[What you will do]
A faithful transcription of all the data is required.

[Items]
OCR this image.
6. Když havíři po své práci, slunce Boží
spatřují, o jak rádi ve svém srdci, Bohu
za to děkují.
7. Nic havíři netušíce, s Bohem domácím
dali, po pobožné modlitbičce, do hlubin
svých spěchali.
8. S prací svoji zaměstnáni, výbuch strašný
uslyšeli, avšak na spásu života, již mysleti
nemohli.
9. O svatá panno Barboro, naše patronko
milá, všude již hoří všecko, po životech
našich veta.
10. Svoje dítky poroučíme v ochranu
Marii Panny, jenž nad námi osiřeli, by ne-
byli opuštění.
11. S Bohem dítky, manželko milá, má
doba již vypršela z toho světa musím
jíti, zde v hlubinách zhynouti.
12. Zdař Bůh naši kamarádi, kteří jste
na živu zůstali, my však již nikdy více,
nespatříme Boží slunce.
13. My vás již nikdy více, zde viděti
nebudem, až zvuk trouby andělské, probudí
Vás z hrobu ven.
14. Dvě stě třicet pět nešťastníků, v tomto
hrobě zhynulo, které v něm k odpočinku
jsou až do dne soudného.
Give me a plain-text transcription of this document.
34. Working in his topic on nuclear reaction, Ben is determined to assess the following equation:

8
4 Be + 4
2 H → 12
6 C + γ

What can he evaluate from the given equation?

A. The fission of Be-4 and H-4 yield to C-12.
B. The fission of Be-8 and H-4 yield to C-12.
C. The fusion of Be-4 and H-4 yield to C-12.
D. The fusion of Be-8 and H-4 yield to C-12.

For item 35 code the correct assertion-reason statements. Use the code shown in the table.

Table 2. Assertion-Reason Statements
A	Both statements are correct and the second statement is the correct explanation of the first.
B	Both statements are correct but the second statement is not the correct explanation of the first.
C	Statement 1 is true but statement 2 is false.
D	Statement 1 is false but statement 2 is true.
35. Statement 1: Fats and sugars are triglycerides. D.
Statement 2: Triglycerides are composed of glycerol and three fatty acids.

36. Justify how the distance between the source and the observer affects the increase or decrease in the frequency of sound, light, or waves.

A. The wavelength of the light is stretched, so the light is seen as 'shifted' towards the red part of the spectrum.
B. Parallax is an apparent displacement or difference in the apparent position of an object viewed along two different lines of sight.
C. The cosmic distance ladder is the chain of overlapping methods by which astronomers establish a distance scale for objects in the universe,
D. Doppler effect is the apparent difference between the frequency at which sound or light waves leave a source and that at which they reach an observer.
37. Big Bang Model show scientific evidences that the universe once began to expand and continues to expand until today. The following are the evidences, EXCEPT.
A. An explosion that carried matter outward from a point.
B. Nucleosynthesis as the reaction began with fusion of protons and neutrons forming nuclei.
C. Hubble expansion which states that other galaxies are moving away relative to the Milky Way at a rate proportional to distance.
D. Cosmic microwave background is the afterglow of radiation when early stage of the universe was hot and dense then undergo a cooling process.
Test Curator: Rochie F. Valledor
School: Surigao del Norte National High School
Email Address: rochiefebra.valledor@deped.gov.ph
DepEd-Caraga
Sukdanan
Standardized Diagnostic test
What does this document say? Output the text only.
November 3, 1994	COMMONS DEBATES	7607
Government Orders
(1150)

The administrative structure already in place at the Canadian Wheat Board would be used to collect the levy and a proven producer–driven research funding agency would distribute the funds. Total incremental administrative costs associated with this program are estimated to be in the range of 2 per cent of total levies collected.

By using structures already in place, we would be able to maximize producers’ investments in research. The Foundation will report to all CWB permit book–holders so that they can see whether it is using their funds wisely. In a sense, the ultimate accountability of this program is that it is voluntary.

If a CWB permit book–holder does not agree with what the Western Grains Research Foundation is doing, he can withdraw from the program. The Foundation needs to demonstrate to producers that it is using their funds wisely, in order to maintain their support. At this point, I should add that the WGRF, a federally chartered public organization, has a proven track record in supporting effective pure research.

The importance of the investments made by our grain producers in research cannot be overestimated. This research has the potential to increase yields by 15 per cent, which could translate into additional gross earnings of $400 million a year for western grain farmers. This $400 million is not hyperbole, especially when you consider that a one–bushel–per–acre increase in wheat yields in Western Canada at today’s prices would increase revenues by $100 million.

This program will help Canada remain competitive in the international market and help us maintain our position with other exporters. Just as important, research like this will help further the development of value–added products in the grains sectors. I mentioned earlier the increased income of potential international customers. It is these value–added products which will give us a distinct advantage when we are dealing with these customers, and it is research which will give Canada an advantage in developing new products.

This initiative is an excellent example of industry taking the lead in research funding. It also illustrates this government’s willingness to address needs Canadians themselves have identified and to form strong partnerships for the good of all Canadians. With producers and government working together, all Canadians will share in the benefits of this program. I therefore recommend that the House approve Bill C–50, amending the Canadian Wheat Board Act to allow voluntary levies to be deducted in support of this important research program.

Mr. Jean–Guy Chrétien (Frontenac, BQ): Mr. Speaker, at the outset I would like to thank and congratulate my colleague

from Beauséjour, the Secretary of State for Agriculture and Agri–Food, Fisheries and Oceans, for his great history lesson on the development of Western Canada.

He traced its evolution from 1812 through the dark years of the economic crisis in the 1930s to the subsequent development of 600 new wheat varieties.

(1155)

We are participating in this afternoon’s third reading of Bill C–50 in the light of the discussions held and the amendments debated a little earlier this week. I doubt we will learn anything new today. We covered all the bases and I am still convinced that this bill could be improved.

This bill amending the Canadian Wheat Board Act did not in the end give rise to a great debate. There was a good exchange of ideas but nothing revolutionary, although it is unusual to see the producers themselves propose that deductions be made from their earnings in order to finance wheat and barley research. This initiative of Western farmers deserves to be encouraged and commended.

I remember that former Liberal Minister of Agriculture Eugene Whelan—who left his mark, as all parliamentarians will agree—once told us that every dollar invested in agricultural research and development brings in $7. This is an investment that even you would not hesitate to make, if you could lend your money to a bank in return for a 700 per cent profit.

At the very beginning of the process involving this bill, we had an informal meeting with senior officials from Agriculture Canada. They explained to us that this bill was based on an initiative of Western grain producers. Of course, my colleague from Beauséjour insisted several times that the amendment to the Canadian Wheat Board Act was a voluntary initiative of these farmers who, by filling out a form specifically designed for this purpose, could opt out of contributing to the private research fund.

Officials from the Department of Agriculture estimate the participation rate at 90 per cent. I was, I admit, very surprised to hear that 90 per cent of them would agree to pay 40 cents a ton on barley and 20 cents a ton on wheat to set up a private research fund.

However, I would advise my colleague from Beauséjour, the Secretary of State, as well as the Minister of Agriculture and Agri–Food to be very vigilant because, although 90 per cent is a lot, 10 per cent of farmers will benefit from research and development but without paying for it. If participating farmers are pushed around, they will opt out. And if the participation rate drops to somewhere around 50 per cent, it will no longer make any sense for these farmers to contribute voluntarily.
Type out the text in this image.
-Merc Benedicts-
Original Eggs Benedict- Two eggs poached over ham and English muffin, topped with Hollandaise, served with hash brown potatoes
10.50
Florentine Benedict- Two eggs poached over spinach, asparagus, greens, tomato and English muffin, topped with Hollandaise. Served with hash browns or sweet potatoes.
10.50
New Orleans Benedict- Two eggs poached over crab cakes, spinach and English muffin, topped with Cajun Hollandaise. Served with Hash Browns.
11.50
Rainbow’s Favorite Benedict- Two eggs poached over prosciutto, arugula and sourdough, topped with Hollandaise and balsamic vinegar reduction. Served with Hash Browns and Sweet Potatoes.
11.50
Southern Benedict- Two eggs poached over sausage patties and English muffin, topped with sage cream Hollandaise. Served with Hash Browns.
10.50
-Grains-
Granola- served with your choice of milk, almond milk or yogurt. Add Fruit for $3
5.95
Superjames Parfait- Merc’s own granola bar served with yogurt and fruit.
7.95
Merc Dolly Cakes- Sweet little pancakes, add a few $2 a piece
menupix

[Task answer]
OCR this image.
6. Když havíři po své práci, slunce Boží
spatřují, o jak rádi ve svém srdci, Bohu
za to děkují.
7. Nic havíři netušíce, s Bohem domácím
dali, po pobožné modlitbičce, do hlubin
svých spěchali.
8. S prací svoji zaměstnáni, výbuch strašný
uslyšeli, avšak na spásu života, již mysleti
nemohli.
9. O svatá panno Barboro, naše patronko
milá, všude již hoří všecko, po životech
našich veta.
10. Svoje dítky poroučíme v ochranu
Marii Panny, jenž nad námi osiřeli, by ne-
byli opuštění.
11. S Bohem dítky, manželko milá, má
doba již vypršela z toho světa musím
jíti, zde v hlubinách zhynouti.
12. Zdař Bůh naši kamarádi, kteří jste
na živu zůstali, my však již nikdy více,
nespatříme Boží slunce.
13. My vás již nikdy více, zde viděti
nebudem, až zvuk trouby andělské, probudí
Vás z hrobu ven.
14. Dvě stě třicet pět nešťastníků, v tomto
hrobě zhynulo, které v něm k odpočinku
jsou až do dne soudného.
Give me a plain-text transcription of this document.
34. Working in his topic on nuclear reaction, Ben is determined to assess the following equation:

8
4 Be + 4
2 H → 12
6 C + γ

What can he evaluate from the given equation?

A. The fission of Be-4 and H-4 yield to C-12.
B. The fission of Be-8 and H-4 yield to C-12.
C. The fusion of Be-4 and H-4 yield to C-12.
D. The fusion of Be-8 and H-4 yield to C-12.

For item 35 code the correct assertion-reason statements. Use the code shown in the table.

Table 2. Assertion-Reason Statements
A	Both statements are correct and the second statement is the correct explanation of the first.
B	Both statements are correct but the second statement is not the correct explanation of the first.
C	Statement 1 is true but statement 2 is false.
D	Statement 1 is false but statement 2 is true.
35. Statement 1: Fats and sugars are triglycerides. D.
Statement 2: Triglycerides are composed of glycerol and three fatty acids.

36. Justify how the distance between the source and the observer affects the increase or decrease in the frequency of sound, light, or waves.

A. The wavelength of the light is stretched, so the light is seen as 'shifted' towards the red part of the spectrum.
B. Parallax is an apparent displacement or difference in the apparent position of an object viewed along two different lines of sight.
C. The cosmic distance ladder is the chain of overlapping methods by which astronomers establish a distance scale for objects in the universe,
D. Doppler effect is the apparent difference between the frequency at which sound or light waves leave a source and that at which they reach an observer.
37. Big Bang Model show scientific evidences that the universe once began to expand and continues to expand until today. The following are the evidences, EXCEPT.
A. An explosion that carried matter outward from a point.
B. Nucleosynthesis as the reaction began with fusion of protons and neutrons forming nuclei.
C. Hubble expansion which states that other galaxies are moving away relative to the Milky Way at a rate proportional to distance.
D. Cosmic microwave background is the afterglow of radiation when early stage of the universe was hot and dense then undergo a cooling process.
Test Curator: Rochie F. Valledor
School: Surigao del Norte National High School
Email Address: rochiefebra.valledor@deped.gov.ph
DepEd-Caraga
Sukdanan
Standardized Diagnostic test
What does this document say? Output the text only.
November 3, 1994	COMMONS DEBATES	7607
Government Orders
(1150)

The administrative structure already in place at the Canadian Wheat Board would be used to collect the levy and a proven producer–driven research funding agency would distribute the funds. Total incremental administrative costs associated with this program are estimated to be in the range of 2 per cent of total levies collected.

By using structures already in place, we would be able to maximize producers’ investments in research. The Foundation will report to all CWB permit book–holders so that they can see whether it is using their funds wisely. In a sense, the ultimate accountability of this program is that it is voluntary.

If a CWB permit book–holder does not agree with what the Western Grains Research Foundation is doing, he can withdraw from the program. The Foundation needs to demonstrate to producers that it is using their funds wisely, in order to maintain their support. At this point, I should add that the WGRF, a federally chartered public organization, has a proven track record in supporting effective pure research.

The importance of the investments made by our grain producers in research cannot be overestimated. This research has the potential to increase yields by 15 per cent, which could translate into additional gross earnings of $400 million a year for western grain farmers. This $400 million is not hyperbole, especially when you consider that a one–bushel–per–acre increase in wheat yields in Western Canada at today’s prices would increase revenues by $100 million.

This program will help Canada remain competitive in the international market and help us maintain our position with other exporters. Just as important, research like this will help further the development of value–added products in the grains sectors. I mentioned earlier the increased income of potential international customers. It is these value–added products which will give us a distinct advantage when we are dealing with these customers, and it is research which will give Canada an advantage in developing new products.

This initiative is an excellent example of industry taking the lead in research funding. It also illustrates this government’s willingness to address needs Canadians themselves have identified and to form strong partnerships for the good of all Canadians. With producers and government working together, all Canadians will share in the benefits of this program. I therefore recommend that the House approve Bill C–50, amending the Canadian Wheat Board Act to allow voluntary levies to be deducted in support of this important research program.

Mr. Jean–Guy Chrétien (Frontenac, BQ): Mr. Speaker, at the outset I would like to thank and congratulate my colleague

from Beauséjour, the Secretary of State for Agriculture and Agri–Food, Fisheries and Oceans, for his great history lesson on the development of Western Canada.

He traced its evolution from 1812 through the dark years of the economic crisis in the 1930s to the subsequent development of 600 new wheat varieties.

(1155)

We are participating in this afternoon’s third reading of Bill C–50 in the light of the discussions held and the amendments debated a little earlier this week. I doubt we will learn anything new today. We covered all the bases and I am still convinced that this bill could be improved.

This bill amending the Canadian Wheat Board Act did not in the end give rise to a great debate. There was a good exchange of ideas but nothing revolutionary, although it is unusual to see the producers themselves propose that deductions be made from their earnings in order to finance wheat and barley research. This initiative of Western farmers deserves to be encouraged and commended.

I remember that former Liberal Minister of Agriculture Eugene Whelan—who left his mark, as all parliamentarians will agree—once told us that every dollar invested in agricultural research and development brings in $7. This is an investment that even you would not hesitate to make, if you could lend your money to a bank in return for a 700 per cent profit.

At the very beginning of the process involving this bill, we had an informal meeting with senior officials from Agriculture Canada. They explained to us that this bill was based on an initiative of Western grain producers. Of course, my colleague from Beauséjour insisted several times that the amendment to the Canadian Wheat Board Act was a voluntary initiative of these farmers who, by filling out a form specifically designed for this purpose, could opt out of contributing to the private research fund.

Officials from the Department of Agriculture estimate the participation rate at 90 per cent. I was, I admit, very surprised to hear that 90 per cent of them would agree to pay 40 cents a ton on barley and 20 cents a ton on wheat to set up a private research fund.

However, I would advise my colleague from Beauséjour, the Secretary of State, as well as the Minister of Agriculture and Agri–Food to be very vigilant because, although 90 per cent is a lot, 10 per cent of farmers will benefit from research and development but without paying for it. If participating farmers are pushed around, they will opt out. And if the participation rate drops to somewhere around 50 per cent, it will no longer make any sense for these farmers to contribute voluntarily.
Type out the text in this image.
-Merc Benedicts-
Original Eggs Benedict- Two eggs poached over ham and English muffin, topped with Hollandaise, served with hash brown potatoes
10.50
Florentine Benedict- Two eggs poached over spinach, asparagus, greens, tomato and English muffin, topped with Hollandaise. Served with hash browns or sweet potatoes.
10.50
New Orleans Benedict- Two eggs poached over crab cakes, spinach and English muffin, topped with Cajun Hollandaise. Served with Hash Browns.
11.50
Rainbow’s Favorite Benedict- Two eggs poached over prosciutto, arugula and sourdough, topped with Hollandaise and balsamic vinegar reduction. Served with Hash Browns and Sweet Potatoes.
11.50
Southern Benedict- Two eggs poached over sausage patties and English muffin, topped with sage cream Hollandaise. Served with Hash Browns.
10.50
-Grains-
Granola- served with your choice of milk, almond milk or yogurt. Add Fruit for $3
5.95
Superjames Parfait- Merc’s own granola bar served with yogurt and fruit.
7.95
Merc Dolly Cakes- Sweet little pancakes, add a few $2 a piece
menupix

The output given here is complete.